* start *

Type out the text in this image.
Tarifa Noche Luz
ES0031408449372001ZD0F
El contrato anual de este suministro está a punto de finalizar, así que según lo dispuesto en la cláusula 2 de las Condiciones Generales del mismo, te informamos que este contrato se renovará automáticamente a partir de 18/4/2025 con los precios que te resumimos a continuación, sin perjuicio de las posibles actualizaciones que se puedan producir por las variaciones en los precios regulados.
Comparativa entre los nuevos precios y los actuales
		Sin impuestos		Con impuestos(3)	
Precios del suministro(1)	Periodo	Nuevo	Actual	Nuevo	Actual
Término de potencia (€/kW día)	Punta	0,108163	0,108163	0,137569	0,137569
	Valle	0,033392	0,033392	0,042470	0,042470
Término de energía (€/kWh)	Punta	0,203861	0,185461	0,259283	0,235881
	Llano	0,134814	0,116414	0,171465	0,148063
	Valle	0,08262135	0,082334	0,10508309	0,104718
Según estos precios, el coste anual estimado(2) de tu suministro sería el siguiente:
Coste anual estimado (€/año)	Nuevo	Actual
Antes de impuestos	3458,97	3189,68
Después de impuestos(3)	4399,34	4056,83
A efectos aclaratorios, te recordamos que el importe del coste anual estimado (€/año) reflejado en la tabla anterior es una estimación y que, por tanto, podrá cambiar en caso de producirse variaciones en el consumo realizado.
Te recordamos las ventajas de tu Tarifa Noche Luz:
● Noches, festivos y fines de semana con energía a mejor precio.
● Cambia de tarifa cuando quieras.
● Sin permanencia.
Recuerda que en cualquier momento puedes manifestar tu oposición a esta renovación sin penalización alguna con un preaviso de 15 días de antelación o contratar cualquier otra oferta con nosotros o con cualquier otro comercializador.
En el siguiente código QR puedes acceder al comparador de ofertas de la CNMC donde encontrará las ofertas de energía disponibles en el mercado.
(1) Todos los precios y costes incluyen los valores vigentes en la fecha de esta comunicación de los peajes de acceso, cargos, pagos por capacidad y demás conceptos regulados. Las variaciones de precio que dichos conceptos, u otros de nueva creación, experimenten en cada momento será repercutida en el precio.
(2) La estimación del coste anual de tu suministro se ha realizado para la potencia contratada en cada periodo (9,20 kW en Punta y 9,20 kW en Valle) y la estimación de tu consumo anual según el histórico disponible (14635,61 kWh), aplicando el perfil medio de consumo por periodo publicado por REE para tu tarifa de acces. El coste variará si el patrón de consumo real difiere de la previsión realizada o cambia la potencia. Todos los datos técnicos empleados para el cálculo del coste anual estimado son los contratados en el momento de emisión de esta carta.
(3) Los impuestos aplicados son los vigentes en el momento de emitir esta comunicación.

* end *

◆ TASK REQUIREMENTS ◆
Each line in the listing above that contains "potencia" should be copied.

◆ THE REPLY ◆
Término de potencia (€/kW día)	Punta	0,108163	0,108163	0,137569	0,137569
(2) La estimación del coste anual de tu suministro se ha realizado para la potencia contratada en cada periodo (9,20 kW en Punta y 9,20 kW en Valle) y la estimación de tu consumo anual según el histórico disponible (14635,61 kWh), aplicando el perfil medio de consumo por periodo publicado por REE para tu tarifa de acces. El coste variará si el patrón de consumo real difiere de la previsión realizada o cambia la potencia. Todos los datos técnicos empleados para el cálculo del coste anual estimado son los contratados en el momento de emisión de esta carta.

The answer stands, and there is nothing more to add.